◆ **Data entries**
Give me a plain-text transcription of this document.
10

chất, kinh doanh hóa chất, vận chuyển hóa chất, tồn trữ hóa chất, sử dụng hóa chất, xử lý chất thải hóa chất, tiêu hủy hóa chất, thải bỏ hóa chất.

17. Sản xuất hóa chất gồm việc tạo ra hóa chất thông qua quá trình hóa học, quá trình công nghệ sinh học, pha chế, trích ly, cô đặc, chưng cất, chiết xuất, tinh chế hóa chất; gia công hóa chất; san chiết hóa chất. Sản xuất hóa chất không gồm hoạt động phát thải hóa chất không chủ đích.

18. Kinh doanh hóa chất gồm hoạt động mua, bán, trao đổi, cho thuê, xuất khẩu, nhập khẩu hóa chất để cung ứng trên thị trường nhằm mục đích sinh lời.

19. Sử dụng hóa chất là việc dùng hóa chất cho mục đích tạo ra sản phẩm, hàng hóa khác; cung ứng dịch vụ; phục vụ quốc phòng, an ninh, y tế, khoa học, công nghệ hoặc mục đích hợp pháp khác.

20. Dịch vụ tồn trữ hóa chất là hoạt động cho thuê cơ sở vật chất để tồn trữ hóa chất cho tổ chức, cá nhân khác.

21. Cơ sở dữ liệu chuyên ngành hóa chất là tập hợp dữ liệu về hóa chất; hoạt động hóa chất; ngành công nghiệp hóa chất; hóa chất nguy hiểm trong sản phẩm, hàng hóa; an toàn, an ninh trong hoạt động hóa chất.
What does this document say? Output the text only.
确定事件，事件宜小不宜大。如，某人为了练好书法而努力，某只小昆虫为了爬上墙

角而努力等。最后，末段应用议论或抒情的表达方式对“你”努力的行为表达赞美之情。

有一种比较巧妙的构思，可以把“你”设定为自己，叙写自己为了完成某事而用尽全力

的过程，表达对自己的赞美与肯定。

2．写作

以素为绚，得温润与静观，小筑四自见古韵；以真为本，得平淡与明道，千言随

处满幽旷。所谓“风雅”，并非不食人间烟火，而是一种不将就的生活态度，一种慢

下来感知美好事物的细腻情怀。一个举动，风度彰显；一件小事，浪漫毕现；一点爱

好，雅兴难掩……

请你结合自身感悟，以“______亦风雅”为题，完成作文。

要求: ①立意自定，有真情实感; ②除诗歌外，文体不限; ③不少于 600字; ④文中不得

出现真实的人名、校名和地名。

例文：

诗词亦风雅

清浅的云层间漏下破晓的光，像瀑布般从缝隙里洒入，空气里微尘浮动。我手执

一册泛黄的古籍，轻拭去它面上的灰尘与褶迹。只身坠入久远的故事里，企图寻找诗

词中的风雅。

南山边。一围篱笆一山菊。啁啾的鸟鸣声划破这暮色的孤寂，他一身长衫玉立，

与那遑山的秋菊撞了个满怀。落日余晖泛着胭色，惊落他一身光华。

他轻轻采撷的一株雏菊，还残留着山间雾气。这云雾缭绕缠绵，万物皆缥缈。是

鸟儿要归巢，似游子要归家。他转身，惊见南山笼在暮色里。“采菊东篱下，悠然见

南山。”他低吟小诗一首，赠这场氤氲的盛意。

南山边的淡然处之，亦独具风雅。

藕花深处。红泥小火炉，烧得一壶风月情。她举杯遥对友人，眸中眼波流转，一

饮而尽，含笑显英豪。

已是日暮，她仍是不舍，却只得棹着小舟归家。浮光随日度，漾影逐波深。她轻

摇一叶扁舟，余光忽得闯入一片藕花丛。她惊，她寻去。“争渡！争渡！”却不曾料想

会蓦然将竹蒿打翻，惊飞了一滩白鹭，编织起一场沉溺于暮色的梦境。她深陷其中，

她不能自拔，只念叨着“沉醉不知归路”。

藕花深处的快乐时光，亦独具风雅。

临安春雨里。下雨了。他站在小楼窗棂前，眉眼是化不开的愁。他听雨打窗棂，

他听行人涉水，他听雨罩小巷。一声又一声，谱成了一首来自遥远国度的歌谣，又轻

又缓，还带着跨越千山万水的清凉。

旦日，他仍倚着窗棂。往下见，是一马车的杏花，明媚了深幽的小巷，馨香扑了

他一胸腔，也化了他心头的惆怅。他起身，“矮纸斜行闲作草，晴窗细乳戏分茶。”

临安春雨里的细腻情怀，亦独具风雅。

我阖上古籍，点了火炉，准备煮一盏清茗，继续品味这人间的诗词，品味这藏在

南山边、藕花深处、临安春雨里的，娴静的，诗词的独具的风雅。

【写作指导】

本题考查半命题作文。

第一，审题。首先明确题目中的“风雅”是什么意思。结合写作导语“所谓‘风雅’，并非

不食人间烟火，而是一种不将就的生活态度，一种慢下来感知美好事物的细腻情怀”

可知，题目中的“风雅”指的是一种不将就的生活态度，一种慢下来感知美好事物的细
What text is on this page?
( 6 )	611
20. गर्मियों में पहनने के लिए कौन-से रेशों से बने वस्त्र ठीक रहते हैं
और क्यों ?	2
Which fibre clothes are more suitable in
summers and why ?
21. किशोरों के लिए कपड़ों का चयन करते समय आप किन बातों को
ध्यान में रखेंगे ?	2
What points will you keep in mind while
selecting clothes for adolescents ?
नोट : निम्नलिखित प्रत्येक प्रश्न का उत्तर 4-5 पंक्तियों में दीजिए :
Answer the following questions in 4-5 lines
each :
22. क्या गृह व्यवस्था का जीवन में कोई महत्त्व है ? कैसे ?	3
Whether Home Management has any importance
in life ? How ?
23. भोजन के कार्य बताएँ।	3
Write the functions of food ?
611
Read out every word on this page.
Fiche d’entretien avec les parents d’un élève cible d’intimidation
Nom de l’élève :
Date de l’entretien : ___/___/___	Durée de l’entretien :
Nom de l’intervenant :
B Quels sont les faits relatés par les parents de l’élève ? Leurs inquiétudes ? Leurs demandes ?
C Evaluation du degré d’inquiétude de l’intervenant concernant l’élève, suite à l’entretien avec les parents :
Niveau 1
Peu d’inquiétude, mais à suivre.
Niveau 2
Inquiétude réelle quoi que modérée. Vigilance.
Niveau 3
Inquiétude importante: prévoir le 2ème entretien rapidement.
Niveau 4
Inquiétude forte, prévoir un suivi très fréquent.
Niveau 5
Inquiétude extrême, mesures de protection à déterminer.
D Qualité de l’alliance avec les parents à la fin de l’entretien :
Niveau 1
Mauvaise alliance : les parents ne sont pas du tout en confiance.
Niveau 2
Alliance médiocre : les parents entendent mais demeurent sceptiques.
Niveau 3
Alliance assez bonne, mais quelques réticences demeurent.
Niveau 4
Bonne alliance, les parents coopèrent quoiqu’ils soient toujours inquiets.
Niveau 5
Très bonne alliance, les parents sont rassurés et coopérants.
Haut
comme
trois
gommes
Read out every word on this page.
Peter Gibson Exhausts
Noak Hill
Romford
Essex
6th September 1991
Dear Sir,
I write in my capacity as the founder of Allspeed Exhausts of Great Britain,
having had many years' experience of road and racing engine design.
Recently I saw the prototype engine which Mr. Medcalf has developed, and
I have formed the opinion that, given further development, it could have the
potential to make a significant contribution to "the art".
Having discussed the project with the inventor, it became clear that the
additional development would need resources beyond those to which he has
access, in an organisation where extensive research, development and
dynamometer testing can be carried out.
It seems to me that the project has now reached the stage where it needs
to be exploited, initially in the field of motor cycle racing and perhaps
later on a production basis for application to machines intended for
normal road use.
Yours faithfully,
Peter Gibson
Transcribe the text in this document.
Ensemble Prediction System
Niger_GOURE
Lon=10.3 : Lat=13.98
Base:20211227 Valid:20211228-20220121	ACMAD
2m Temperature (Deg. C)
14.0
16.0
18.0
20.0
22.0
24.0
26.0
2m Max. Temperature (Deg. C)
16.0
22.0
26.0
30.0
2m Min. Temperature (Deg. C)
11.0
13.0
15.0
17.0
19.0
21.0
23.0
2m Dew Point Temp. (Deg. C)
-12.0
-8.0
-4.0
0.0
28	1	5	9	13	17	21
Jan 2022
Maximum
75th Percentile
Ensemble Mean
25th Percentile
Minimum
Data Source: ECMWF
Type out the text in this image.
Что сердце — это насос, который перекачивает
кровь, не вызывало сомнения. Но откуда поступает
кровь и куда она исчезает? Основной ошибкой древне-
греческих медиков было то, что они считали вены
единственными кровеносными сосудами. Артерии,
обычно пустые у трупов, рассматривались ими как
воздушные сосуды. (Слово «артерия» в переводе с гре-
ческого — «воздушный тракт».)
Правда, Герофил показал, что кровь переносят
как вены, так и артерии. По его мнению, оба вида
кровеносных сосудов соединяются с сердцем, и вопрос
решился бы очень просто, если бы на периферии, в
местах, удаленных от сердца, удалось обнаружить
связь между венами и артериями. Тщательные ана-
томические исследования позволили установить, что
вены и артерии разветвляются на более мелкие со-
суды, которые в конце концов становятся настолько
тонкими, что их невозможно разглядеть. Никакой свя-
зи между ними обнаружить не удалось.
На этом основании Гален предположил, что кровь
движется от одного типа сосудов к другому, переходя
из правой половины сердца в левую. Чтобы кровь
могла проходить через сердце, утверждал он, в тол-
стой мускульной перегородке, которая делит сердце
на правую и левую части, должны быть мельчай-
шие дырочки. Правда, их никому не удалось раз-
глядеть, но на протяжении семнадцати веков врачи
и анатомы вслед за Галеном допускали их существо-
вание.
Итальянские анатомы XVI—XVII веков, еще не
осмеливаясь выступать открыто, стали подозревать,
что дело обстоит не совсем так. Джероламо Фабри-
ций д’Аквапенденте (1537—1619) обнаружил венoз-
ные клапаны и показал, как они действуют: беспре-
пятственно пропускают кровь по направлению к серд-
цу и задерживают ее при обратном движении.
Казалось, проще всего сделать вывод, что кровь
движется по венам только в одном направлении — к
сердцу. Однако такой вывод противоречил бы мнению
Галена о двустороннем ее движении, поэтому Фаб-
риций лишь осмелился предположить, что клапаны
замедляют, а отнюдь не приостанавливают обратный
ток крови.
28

◆ **Exercise goal**
Copy every single line of the material above that holds "Exhausts".

◆ **Task output**
Peter Gibson Exhausts
I write in my capacity as the founder of Allspeed Exhausts of Great Britain,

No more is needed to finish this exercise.